◆ **Given task**
Only lines holding the string "data" are wanted; copy each one from the material.

** Start Given entries **

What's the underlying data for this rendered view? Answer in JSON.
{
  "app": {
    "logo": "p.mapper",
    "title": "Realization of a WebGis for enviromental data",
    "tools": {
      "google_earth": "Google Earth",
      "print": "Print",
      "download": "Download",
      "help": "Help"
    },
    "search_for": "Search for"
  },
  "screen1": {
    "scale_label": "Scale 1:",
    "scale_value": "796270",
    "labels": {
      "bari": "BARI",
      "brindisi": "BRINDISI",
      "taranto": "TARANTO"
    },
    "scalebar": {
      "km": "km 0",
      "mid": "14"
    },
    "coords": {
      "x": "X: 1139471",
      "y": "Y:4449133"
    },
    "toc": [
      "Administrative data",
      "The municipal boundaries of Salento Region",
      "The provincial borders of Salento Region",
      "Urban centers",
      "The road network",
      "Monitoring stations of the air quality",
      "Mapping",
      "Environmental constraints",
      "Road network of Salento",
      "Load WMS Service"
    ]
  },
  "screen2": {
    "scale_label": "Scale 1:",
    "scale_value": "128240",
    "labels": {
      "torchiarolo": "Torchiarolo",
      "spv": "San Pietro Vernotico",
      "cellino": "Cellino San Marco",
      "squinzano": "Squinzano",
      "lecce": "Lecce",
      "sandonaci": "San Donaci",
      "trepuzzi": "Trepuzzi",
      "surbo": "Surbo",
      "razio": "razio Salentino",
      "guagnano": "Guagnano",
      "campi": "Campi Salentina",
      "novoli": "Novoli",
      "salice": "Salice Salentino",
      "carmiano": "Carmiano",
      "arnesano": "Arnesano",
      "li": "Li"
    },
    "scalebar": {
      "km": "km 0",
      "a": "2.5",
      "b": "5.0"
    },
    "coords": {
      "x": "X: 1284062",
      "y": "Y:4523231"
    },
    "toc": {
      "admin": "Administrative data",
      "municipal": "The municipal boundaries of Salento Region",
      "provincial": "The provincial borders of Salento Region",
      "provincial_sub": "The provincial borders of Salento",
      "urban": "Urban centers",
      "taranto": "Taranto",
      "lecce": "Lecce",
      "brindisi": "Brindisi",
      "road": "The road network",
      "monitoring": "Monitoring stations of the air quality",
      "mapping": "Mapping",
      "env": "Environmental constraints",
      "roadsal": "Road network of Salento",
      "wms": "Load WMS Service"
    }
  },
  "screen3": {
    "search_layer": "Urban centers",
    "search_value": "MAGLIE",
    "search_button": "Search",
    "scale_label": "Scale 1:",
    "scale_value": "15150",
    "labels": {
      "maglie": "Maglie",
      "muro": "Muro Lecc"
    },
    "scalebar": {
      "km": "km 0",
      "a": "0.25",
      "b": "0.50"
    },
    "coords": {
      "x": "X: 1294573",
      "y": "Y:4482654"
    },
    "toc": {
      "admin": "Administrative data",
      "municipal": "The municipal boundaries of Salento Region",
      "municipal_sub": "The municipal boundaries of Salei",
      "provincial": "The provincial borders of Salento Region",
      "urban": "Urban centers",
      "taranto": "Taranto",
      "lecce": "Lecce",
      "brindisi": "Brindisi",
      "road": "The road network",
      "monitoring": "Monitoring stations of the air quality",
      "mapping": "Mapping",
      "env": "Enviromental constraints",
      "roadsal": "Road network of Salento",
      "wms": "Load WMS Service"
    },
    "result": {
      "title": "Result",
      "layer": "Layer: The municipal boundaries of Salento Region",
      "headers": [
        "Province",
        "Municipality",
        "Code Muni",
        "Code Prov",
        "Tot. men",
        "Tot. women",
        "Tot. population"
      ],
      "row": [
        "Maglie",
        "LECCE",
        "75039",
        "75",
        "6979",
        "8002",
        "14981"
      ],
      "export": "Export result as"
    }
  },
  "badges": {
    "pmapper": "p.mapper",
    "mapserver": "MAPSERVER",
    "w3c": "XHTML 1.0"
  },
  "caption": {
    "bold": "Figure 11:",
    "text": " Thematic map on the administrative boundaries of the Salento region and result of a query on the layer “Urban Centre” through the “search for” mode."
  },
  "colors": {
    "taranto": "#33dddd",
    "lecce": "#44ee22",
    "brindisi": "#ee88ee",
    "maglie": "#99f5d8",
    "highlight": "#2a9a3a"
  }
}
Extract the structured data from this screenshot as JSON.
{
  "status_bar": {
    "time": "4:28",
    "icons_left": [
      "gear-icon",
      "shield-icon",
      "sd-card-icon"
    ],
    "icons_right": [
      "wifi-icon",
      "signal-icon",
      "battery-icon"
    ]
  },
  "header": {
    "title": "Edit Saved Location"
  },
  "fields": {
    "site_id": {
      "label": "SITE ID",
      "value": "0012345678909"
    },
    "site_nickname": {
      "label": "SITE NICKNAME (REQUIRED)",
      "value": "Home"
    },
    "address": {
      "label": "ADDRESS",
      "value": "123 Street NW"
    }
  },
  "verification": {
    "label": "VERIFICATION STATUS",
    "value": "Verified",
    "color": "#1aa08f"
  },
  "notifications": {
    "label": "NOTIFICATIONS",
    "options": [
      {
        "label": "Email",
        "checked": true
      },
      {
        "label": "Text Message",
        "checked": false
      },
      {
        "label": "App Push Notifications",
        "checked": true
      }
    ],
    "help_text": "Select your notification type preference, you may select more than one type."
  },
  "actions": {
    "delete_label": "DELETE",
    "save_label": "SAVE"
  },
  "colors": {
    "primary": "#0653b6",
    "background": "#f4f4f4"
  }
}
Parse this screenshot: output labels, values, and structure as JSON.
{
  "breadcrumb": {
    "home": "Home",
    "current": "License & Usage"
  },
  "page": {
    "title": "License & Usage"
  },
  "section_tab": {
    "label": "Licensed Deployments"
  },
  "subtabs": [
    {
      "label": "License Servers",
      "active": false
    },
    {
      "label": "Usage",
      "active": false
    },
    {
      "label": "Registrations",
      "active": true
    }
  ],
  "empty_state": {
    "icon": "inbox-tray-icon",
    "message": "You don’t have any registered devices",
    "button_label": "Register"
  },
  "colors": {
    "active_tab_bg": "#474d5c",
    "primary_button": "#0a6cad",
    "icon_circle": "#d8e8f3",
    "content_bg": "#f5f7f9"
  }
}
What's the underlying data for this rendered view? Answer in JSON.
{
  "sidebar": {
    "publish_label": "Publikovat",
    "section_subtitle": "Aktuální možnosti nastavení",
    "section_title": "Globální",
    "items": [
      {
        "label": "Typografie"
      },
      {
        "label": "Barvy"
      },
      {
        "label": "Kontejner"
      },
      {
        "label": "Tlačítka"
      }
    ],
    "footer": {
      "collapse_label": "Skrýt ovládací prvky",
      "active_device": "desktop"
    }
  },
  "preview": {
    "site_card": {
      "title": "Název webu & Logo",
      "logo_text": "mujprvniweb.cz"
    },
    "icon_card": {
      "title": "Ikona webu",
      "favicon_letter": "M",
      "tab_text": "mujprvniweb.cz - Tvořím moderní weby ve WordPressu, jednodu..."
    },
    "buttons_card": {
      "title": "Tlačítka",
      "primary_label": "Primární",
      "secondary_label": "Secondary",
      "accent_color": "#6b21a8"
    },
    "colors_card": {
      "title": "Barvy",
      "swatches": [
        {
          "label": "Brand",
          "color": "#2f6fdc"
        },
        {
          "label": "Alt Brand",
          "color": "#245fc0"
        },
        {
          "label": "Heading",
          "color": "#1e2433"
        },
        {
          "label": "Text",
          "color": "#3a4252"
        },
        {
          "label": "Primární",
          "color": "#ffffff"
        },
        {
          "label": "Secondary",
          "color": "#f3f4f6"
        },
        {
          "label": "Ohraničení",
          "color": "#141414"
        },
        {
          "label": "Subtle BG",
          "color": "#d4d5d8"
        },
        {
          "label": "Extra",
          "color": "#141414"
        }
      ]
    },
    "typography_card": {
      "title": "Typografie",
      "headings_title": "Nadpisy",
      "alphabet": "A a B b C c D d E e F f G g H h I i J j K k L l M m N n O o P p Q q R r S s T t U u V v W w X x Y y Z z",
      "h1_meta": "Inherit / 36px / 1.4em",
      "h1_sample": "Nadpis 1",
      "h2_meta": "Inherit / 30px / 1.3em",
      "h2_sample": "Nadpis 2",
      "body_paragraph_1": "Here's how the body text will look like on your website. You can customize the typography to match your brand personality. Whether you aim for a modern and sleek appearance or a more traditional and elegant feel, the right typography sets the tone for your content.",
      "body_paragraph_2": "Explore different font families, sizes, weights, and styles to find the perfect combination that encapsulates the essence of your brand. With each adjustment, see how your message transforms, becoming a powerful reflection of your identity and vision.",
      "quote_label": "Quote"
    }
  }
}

** End Given entries **

◆ **Answer**
What's the underlying data for this rendered view? Answer in JSON.
    "title": "Realization of a WebGis for enviromental data",
      "Administrative data",
      "admin": "Administrative data",
      "admin": "Administrative data",
Extract the structured data from this screenshot as JSON.
What's the underlying data for this rendered view? Answer in JSON.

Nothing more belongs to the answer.